▼
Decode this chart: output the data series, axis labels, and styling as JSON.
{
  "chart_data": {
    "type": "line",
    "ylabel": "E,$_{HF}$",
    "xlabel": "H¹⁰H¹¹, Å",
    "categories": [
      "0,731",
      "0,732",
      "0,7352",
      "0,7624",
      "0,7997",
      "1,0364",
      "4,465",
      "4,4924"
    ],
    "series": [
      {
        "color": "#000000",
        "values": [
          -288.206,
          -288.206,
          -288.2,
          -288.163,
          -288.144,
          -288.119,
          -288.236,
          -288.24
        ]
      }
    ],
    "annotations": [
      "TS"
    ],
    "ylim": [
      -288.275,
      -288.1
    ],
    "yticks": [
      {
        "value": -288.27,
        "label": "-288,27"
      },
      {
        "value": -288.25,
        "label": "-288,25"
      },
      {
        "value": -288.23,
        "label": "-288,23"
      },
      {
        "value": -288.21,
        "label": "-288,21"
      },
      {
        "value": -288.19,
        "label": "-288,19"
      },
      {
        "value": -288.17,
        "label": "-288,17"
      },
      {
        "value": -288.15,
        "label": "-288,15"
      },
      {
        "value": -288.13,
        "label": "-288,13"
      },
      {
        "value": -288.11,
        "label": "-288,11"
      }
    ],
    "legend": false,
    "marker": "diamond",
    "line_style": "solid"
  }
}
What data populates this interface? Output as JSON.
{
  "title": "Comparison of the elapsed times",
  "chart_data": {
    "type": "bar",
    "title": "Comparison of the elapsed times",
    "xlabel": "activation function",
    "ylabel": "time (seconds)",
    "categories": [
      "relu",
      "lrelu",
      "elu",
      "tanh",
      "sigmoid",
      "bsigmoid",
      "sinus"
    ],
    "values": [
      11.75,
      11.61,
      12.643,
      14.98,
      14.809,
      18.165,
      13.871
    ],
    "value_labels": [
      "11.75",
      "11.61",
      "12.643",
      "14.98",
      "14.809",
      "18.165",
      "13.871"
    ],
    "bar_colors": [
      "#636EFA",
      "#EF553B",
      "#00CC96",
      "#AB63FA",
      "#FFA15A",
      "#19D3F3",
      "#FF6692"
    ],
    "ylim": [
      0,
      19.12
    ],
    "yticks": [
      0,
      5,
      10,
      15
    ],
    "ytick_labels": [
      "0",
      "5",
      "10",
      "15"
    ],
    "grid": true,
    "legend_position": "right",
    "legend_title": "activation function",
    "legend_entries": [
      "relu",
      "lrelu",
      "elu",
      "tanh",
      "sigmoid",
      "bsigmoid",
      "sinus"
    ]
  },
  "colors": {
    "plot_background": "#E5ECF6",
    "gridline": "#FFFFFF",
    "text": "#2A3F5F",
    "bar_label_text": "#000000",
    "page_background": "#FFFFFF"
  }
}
▲
• PROBLEM DESCRIPTION
Take every line from the data that contains the word "times".

• OUTPUT OF THE TASK
  "title": "Comparison of the elapsed times",
    "title": "Comparison of the elapsed times",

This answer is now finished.